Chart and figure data

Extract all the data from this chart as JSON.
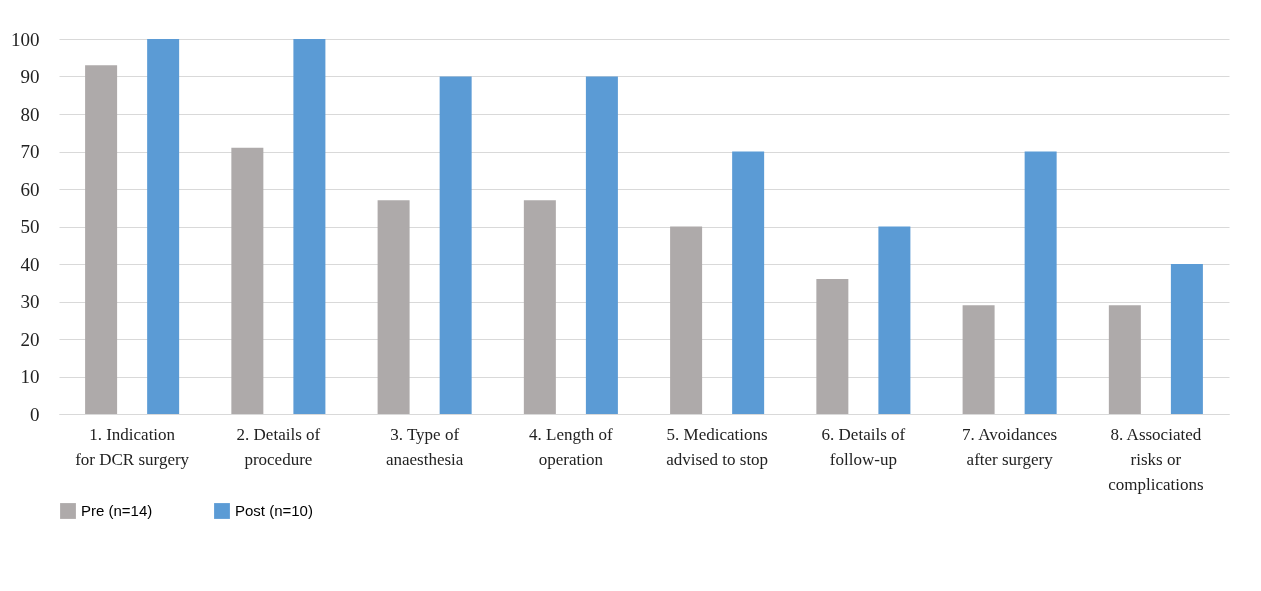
{
  "chart_data": {
    "type": "bar",
    "categories": [
      "1. Indication for DCR surgery",
      "2. Details of procedure",
      "3. Type of anaesthesia",
      "4. Length of operation",
      "5. Medications advised to stop",
      "6. Details of follow-up",
      "7. Avoidances after surgery",
      "8. Associated risks or complications"
    ],
    "series": [
      {
        "name": "Pre (n=14)",
        "color": "#aeaaaa",
        "values": [
          93,
          71,
          57,
          57,
          50,
          36,
          29,
          29
        ]
      },
      {
        "name": "Post (n=10)",
        "color": "#5b9bd5",
        "values": [
          100,
          100,
          90,
          90,
          70,
          50,
          70,
          40
        ]
      }
    ],
    "ylim": [
      0,
      100
    ],
    "yticks": [
      0,
      10,
      20,
      30,
      40,
      50,
      60,
      70,
      80,
      90,
      100
    ],
    "grid": "y",
    "legend": "bottom"
  }
}
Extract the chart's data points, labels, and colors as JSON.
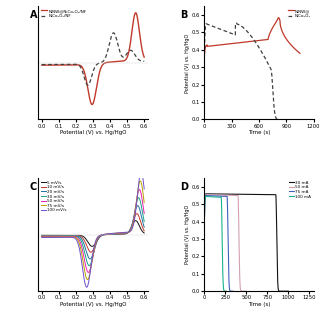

Exercise description
Except for the pictures, reproduce every line exactly.

Correct response
Extract all the data from this chart as JSON.
{
  "chart_data": {
    "type": "bar",
    "categories": [
      "1. Indication for DCR surgery",
      "2. Details of procedure",
      "3. Type of anaesthesia",
      "4. Length of operation",
      "5. Medications advised to stop",
      "6. Details of follow-up",
      "7. Avoidances after surgery",
      "8. Associated risks or complications"
    ],
    "series": [
      {
        "name": "Pre (n=14)",
        "color": "#aeaaaa",
        "values": [
          93,
          71,
          57,
          57,
          50,
          36,
          29,
          29
        ]
      },
      {
        "name": "Post (n=10)",
        "color": "#5b9bd5",
        "values": [
          100,
          100,
          90,
          90,
          70,
          50,
          70,
          40
        ]
      }
    ],
    "ylim": [
      0,
      100
    ],
    "yticks": [
      0,
      10,
      20,
      30,
      40,
      50,
      60,
      70,
      80,
      90,
      100
    ],
    "grid": "y",
    "legend": "bottom"
  }
}
Extract the chart's data points, labels, and colors as JSON.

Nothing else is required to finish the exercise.